Task brief: Retype the records that come next, word for word.

** start of Material for this task **

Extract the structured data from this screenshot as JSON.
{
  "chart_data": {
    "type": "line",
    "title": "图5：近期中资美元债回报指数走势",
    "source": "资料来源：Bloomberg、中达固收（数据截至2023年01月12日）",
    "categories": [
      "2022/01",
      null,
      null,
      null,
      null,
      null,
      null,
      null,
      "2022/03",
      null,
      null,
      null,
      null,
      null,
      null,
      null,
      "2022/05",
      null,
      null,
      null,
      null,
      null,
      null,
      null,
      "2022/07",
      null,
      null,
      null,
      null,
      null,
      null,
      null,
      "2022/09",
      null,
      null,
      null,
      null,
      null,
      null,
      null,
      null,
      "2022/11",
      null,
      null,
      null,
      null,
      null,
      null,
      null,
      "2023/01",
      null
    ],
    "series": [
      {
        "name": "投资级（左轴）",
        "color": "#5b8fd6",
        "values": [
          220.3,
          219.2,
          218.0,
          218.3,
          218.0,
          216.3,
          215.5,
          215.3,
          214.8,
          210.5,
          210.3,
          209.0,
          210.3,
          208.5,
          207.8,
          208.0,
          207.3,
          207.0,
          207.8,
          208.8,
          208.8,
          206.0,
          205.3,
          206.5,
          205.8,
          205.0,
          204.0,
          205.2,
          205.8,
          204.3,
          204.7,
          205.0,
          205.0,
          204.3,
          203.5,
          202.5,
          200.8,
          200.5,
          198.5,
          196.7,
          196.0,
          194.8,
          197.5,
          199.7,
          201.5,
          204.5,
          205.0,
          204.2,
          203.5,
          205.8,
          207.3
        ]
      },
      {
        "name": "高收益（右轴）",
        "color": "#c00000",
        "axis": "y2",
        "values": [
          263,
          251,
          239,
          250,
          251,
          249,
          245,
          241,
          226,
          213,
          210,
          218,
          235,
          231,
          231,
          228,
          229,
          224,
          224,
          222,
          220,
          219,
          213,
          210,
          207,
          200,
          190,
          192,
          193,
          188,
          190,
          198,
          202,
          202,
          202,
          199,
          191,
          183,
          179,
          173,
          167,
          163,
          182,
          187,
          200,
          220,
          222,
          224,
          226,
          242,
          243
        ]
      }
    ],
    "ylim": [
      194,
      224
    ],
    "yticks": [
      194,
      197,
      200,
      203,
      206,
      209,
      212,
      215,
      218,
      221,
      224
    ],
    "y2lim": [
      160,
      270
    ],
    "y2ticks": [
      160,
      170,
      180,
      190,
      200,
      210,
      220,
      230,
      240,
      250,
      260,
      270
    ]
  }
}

** end of Material for this task **

Reply to the exercise:
Extract the structured data from this screenshot as JSON.
{
  "chart_data": {
    "type": "line",
    "title": "图5：近期中资美元债回报指数走势",
    "source": "资料来源：Bloomberg、中达固收（数据截至2023年01月12日）",
    "categories": [
      "2022/01",
      null,
      null,
      null,
      null,
      null,
      null,
      null,
      "2022/03",
      null,
      null,
      null,
      null,
      null,
      null,
      null,
      "2022/05",
      null,
      null,
      null,
      null,
      null,
      null,
      null,
      "2022/07",
      null,
      null,
      null,
      null,
      null,
      null,
      null,
      "2022/09",
      null,
      null,
      null,
      null,
      null,
      null,
      null,
      null,
      "2022/11",
      null,
      null,
      null,
      null,
      null,
      null,
      null,
      "2023/01",
      null
    ],
    "series": [
      {
        "name": "投资级（左轴）",
        "color": "#5b8fd6",
        "values": [
          220.3,
          219.2,
          218.0,
          218.3,
          218.0,
          216.3,
          215.5,
          215.3,
          214.8,
          210.5,
          210.3,
          209.0,
          210.3,
          208.5,
          207.8,
          208.0,
          207.3,
          207.0,
          207.8,
          208.8,
          208.8,
          206.0,
          205.3,
          206.5,
          205.8,
          205.0,
          204.0,
          205.2,
          205.8,
          204.3,
          204.7,
          205.0,
          205.0,
          204.3,
          203.5,
          202.5,
          200.8,
          200.5,
          198.5,
          196.7,
          196.0,
          194.8,
          197.5,
          199.7,
          201.5,
          204.5,
          205.0,
          204.2,
          203.5,
          205.8,
          207.3
        ]
      },
      {
        "name": "高收益（右轴）",
        "color": "#c00000",
        "axis": "y2",
        "values": [
          263,
          251,
          239,
          250,
          251,
          249,
          245,
          241,
          226,
          213,
          210,
          218,
          235,
          231,
          231,
          228,
          229,
          224,
          224,
          222,
          220,
          219,
          213,
          210,
          207,
          200,
          190,
          192,
          193,
          188,
          190,
          198,
          202,
          202,
          202,
          199,
          191,
          183,
          179,
          173,
          167,
          163,
          182,
          187,
          200,
          220,
          222,
          224,
          226,
          242,
          243
        ]
      }
    ],
    "ylim": [
      194,
      224
    ],
    "yticks": [
      194,
      197,
      200,
      203,
      206,
      209,
      212,
      215,
      218,
      221,
      224
    ],
    "y2lim": [
      160,
      270
    ],
    "y2ticks": [
      160,
      170,
      180,
      190,
      200,
      210,
      220,
      230,
      240,
      250,
      260,
      270
    ]
  }
}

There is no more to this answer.